_Stated task_: Go through the material and write it all out exactly, minus the pictures.

## Begin Exercise inputs

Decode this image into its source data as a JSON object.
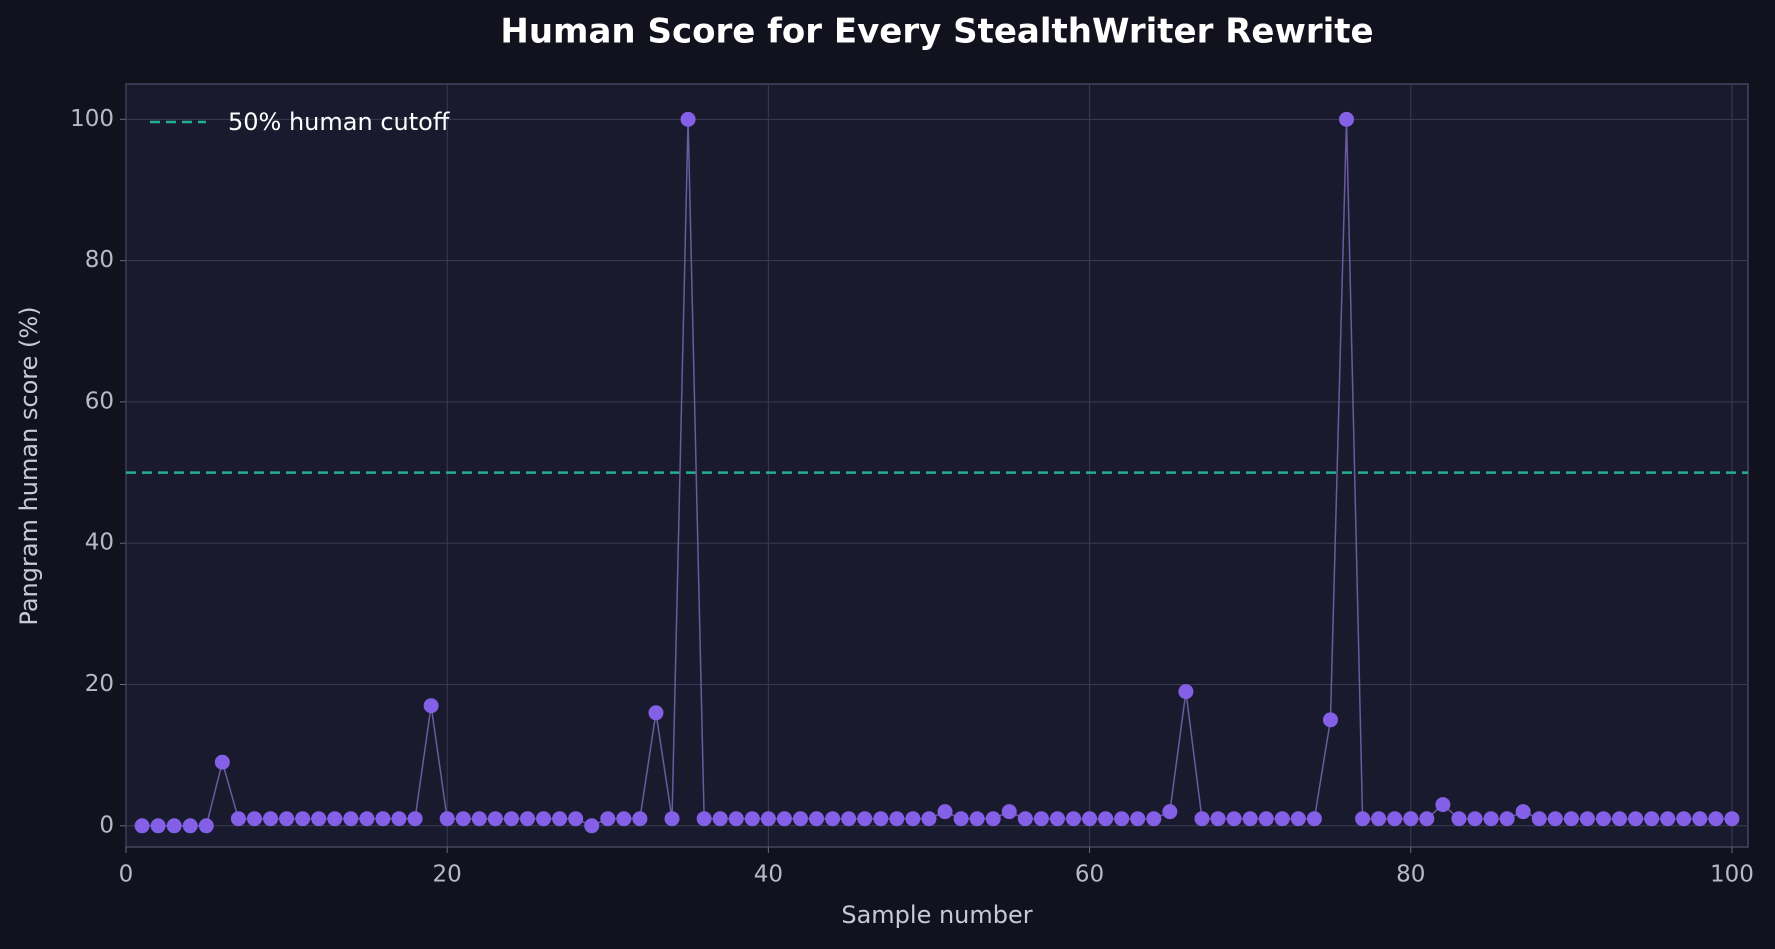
{
  "chart_data": {
    "type": "line",
    "title": "Human Score for Every StealthWriter Rewrite",
    "x_label": "Sample number",
    "y_label": "Pangram human score (%)",
    "x": [
      1,
      2,
      3,
      4,
      5,
      6,
      7,
      8,
      9,
      10,
      11,
      12,
      13,
      14,
      15,
      16,
      17,
      18,
      19,
      20,
      21,
      22,
      23,
      24,
      25,
      26,
      27,
      28,
      29,
      30,
      31,
      32,
      33,
      34,
      35,
      36,
      37,
      38,
      39,
      40,
      41,
      42,
      43,
      44,
      45,
      46,
      47,
      48,
      49,
      50,
      51,
      52,
      53,
      54,
      55,
      56,
      57,
      58,
      59,
      60,
      61,
      62,
      63,
      64,
      65,
      66,
      67,
      68,
      69,
      70,
      71,
      72,
      73,
      74,
      75,
      76,
      77,
      78,
      79,
      80,
      81,
      82,
      83,
      84,
      85,
      86,
      87,
      88,
      89,
      90,
      91,
      92,
      93,
      94,
      95,
      96,
      97,
      98,
      99,
      100
    ],
    "series": [
      {
        "color": "#8360e6",
        "line_color": "#6a5a9e",
        "values": [
          0,
          0,
          0,
          0,
          0,
          9,
          1,
          1,
          1,
          1,
          1,
          1,
          1,
          1,
          1,
          1,
          1,
          1,
          17,
          1,
          1,
          1,
          1,
          1,
          1,
          1,
          1,
          1,
          0,
          1,
          1,
          1,
          16,
          1,
          100,
          1,
          1,
          1,
          1,
          1,
          1,
          1,
          1,
          1,
          1,
          1,
          1,
          1,
          1,
          1,
          2,
          1,
          1,
          1,
          2,
          1,
          1,
          1,
          1,
          1,
          1,
          1,
          1,
          1,
          2,
          19,
          1,
          1,
          1,
          1,
          1,
          1,
          1,
          1,
          15,
          100,
          1,
          1,
          1,
          1,
          1,
          3,
          1,
          1,
          1,
          1,
          2,
          1,
          1,
          1,
          1,
          1,
          1,
          1,
          1,
          1,
          1,
          1,
          1,
          1
        ]
      }
    ],
    "threshold": {
      "value": 50,
      "name": "50% human cutoff",
      "color": "#22b08e"
    },
    "xlim": [
      0,
      101
    ],
    "ylim": [
      -3,
      105
    ],
    "xticks": [
      0,
      20,
      40,
      60,
      80,
      100
    ],
    "yticks": [
      0,
      20,
      40,
      60,
      80,
      100
    ],
    "grid": true,
    "legend": "upper left"
  }
}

## End Exercise inputs

_Answer in full_:
Decode this image into its source data as a JSON object.
{
  "chart_data": {
    "type": "line",
    "title": "Human Score for Every StealthWriter Rewrite",
    "x_label": "Sample number",
    "y_label": "Pangram human score (%)",
    "x": [
      1,
      2,
      3,
      4,
      5,
      6,
      7,
      8,
      9,
      10,
      11,
      12,
      13,
      14,
      15,
      16,
      17,
      18,
      19,
      20,
      21,
      22,
      23,
      24,
      25,
      26,
      27,
      28,
      29,
      30,
      31,
      32,
      33,
      34,
      35,
      36,
      37,
      38,
      39,
      40,
      41,
      42,
      43,
      44,
      45,
      46,
      47,
      48,
      49,
      50,
      51,
      52,
      53,
      54,
      55,
      56,
      57,
      58,
      59,
      60,
      61,
      62,
      63,
      64,
      65,
      66,
      67,
      68,
      69,
      70,
      71,
      72,
      73,
      74,
      75,
      76,
      77,
      78,
      79,
      80,
      81,
      82,
      83,
      84,
      85,
      86,
      87,
      88,
      89,
      90,
      91,
      92,
      93,
      94,
      95,
      96,
      97,
      98,
      99,
      100
    ],
    "series": [
      {
        "color": "#8360e6",
        "line_color": "#6a5a9e",
        "values": [
          0,
          0,
          0,
          0,
          0,
          9,
          1,
          1,
          1,
          1,
          1,
          1,
          1,
          1,
          1,
          1,
          1,
          1,
          17,
          1,
          1,
          1,
          1,
          1,
          1,
          1,
          1,
          1,
          0,
          1,
          1,
          1,
          16,
          1,
          100,
          1,
          1,
          1,
          1,
          1,
          1,
          1,
          1,
          1,
          1,
          1,
          1,
          1,
          1,
          1,
          2,
          1,
          1,
          1,
          2,
          1,
          1,
          1,
          1,
          1,
          1,
          1,
          1,
          1,
          2,
          19,
          1,
          1,
          1,
          1,
          1,
          1,
          1,
          1,
          15,
          100,
          1,
          1,
          1,
          1,
          1,
          3,
          1,
          1,
          1,
          1,
          2,
          1,
          1,
          1,
          1,
          1,
          1,
          1,
          1,
          1,
          1,
          1,
          1,
          1
        ]
      }
    ],
    "threshold": {
      "value": 50,
      "name": "50% human cutoff",
      "color": "#22b08e"
    },
    "xlim": [
      0,
      101
    ],
    "ylim": [
      -3,
      105
    ],
    "xticks": [
      0,
      20,
      40,
      60,
      80,
      100
    ],
    "yticks": [
      0,
      20,
      40,
      60,
      80,
      100
    ],
    "grid": true,
    "legend": "upper left"
  }
}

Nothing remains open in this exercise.